§ What the task asks
List all lines of the data that include the string "quantities".

(Recorded data)
* * * * *
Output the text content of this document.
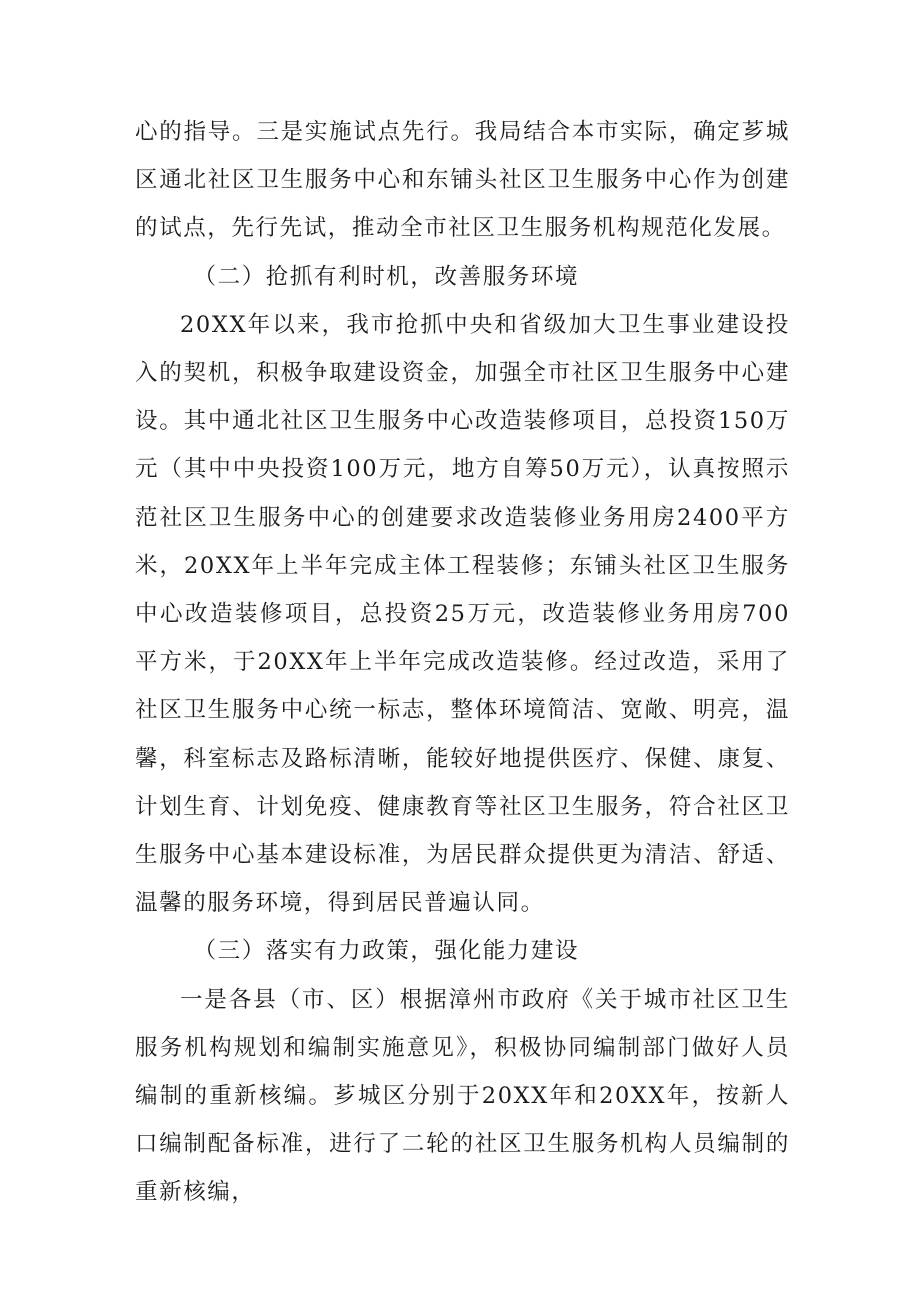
心的指导。三是实施试点先行。我局结合本市实际，确定芗城区通北社区卫生服务中心和东铺头社区卫生服务中心作为创建的试点，先行先试，推动全市社区卫生服务机构规范化发展。

（二）抢抓有利时机，改善服务环境

20XX年以来，我市抢抓中央和省级加大卫生事业建设投入的契机，积极争取建设资金，加强全市社区卫生服务中心建设。其中通北社区卫生服务中心改造装修项目，总投资150万元（其中中央投资100万元，地方自筹50万元），认真按照示范社区卫生服务中心的创建要求改造装修业务用房2400平方米，20XX年上半年完成主体工程装修；东铺头社区卫生服务中心改造装修项目，总投资25万元，改造装修业务用房700平方米，于20XX年上半年完成改造装修。经过改造，采用了社区卫生服务中心统一标志，整体环境简洁、宽敞、明亮，温馨，科室标志及路标清晰，能较好地提供医疗、保健、康复、计划生育、计划免疫、健康教育等社区卫生服务，符合社区卫生服务中心基本建设标准，为居民群众提供更为清洁、舒适、温馨的服务环境，得到居民普遍认同。

（三）落实有力政策，强化能力建设

一是各县（市、区）根据漳州市政府《关于城市社区卫生服务机构规划和编制实施意见》，积极协同编制部门做好人员编制的重新核编。芗城区分别于20XX年和20XX年，按新人口编制配备标准，进行了二轮的社区卫生服务机构人员编制的重新核编，
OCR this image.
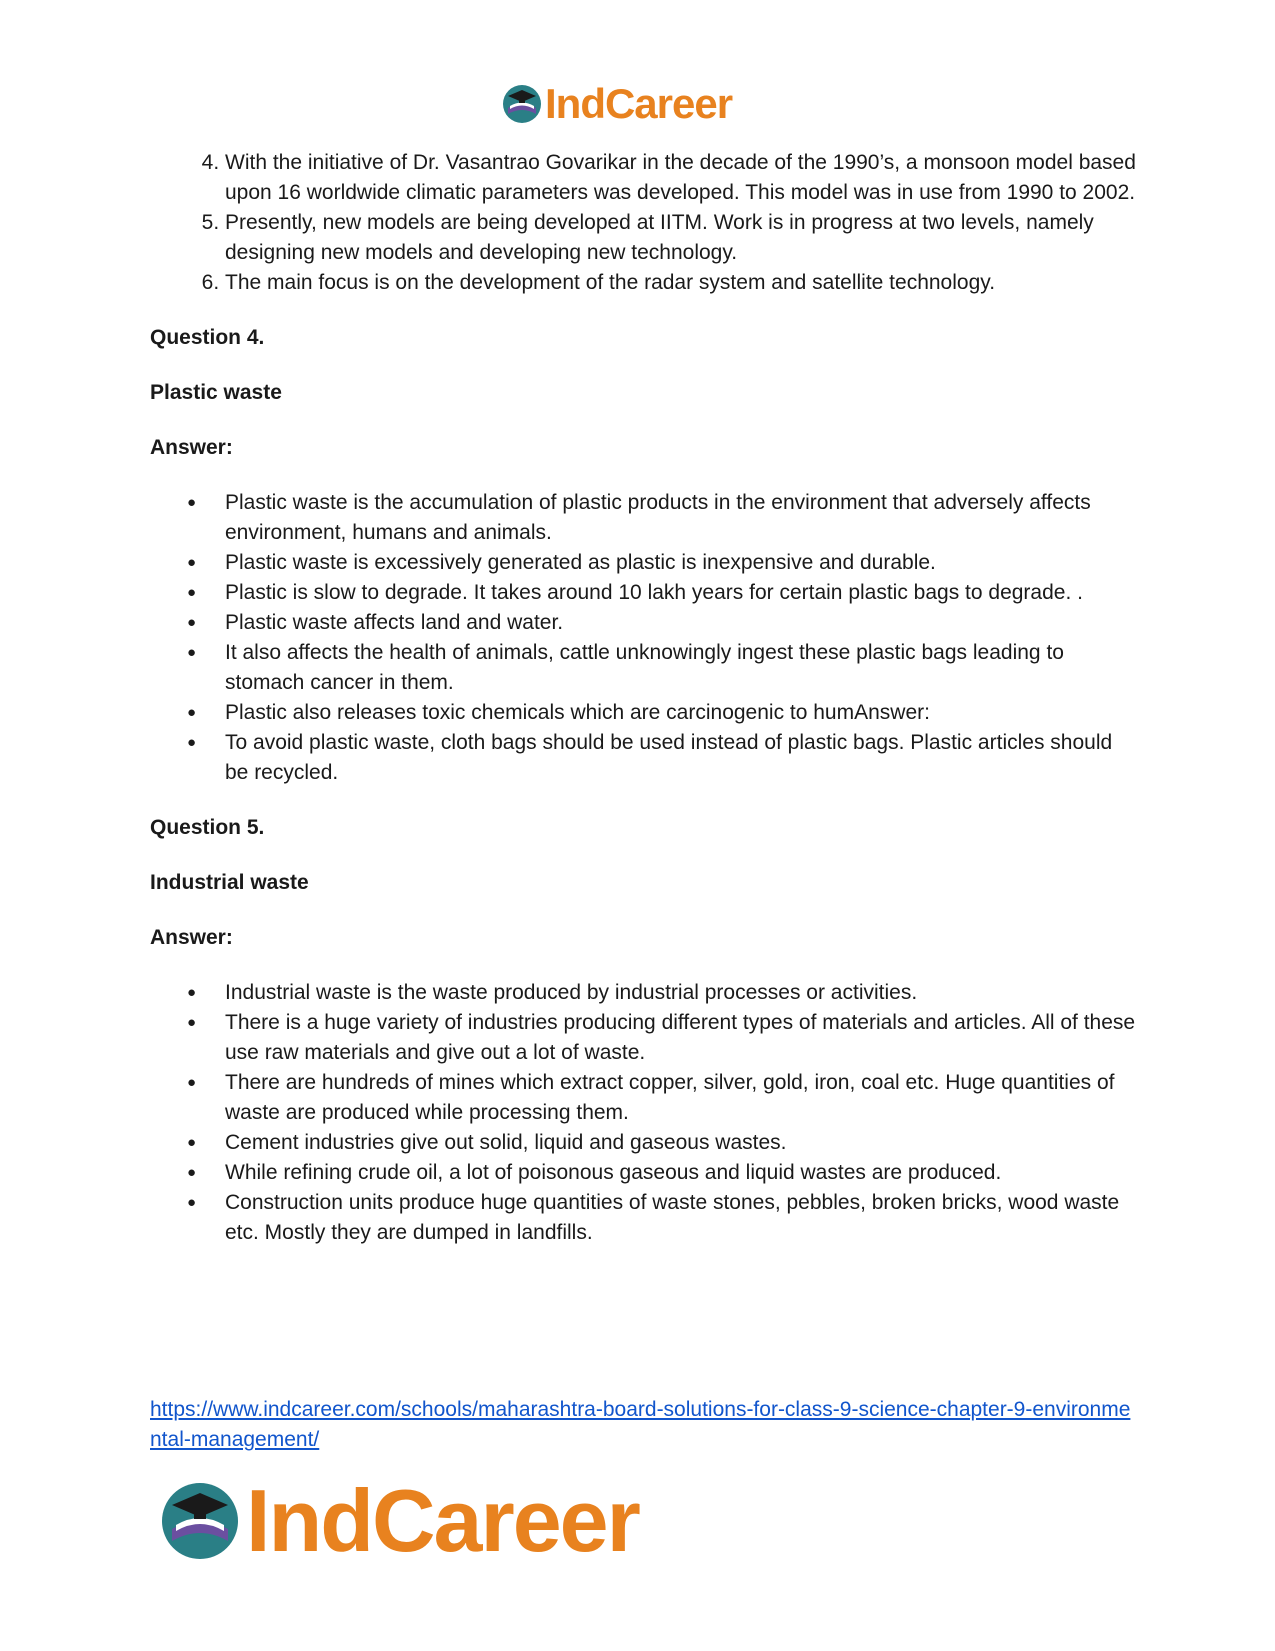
IndCareer
4. With the initiative of Dr. Vasantrao Govarikar in the decade of the 1990’s, a monsoon model based upon 16 worldwide climatic parameters was developed. This model was in use from 1990 to 2002.
5. Presently, new models are being developed at IITM. Work is in progress at two levels, namely designing new models and developing new technology.
6. The main focus is on the development of the radar system and satellite technology.

Question 4.

Plastic waste

Answer:

● Plastic waste is the accumulation of plastic products in the environment that adversely affects environment, humans and animals.
● Plastic waste is excessively generated as plastic is inexpensive and durable.
● Plastic is slow to degrade. It takes around 10 lakh years for certain plastic bags to degrade. .
● Plastic waste affects land and water.
● It also affects the health of animals, cattle unknowingly ingest these plastic bags leading to stomach cancer in them.
● Plastic also releases toxic chemicals which are carcinogenic to humAnswer:
● To avoid plastic waste, cloth bags should be used instead of plastic bags. Plastic articles should be recycled.

Question 5.

Industrial waste

Answer:

● Industrial waste is the waste produced by industrial processes or activities.
● There is a huge variety of industries producing different types of materials and articles. All of these use raw materials and give out a lot of waste.
● There are hundreds of mines which extract copper, silver, gold, iron, coal etc. Huge quantities of waste are produced while processing them.
● Cement industries give out solid, liquid and gaseous wastes.
● While refining crude oil, a lot of poisonous gaseous and liquid wastes are produced.
● Construction units produce huge quantities of waste stones, pebbles, broken bricks, wood waste etc. Mostly they are dumped in landfills.
https://www.indcareer.com/schools/maharashtra-board-solutions-for-class-9-science-chapter-9-environmental-management/
IndCareer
* * * * *
§ Exercise output
● There are hundreds of mines which extract copper, silver, gold, iron, coal etc. Huge quantities of waste are produced while processing them.
● Construction units produce huge quantities of waste stones, pebbles, broken bricks, wood waste etc. Mostly they are dumped in landfills.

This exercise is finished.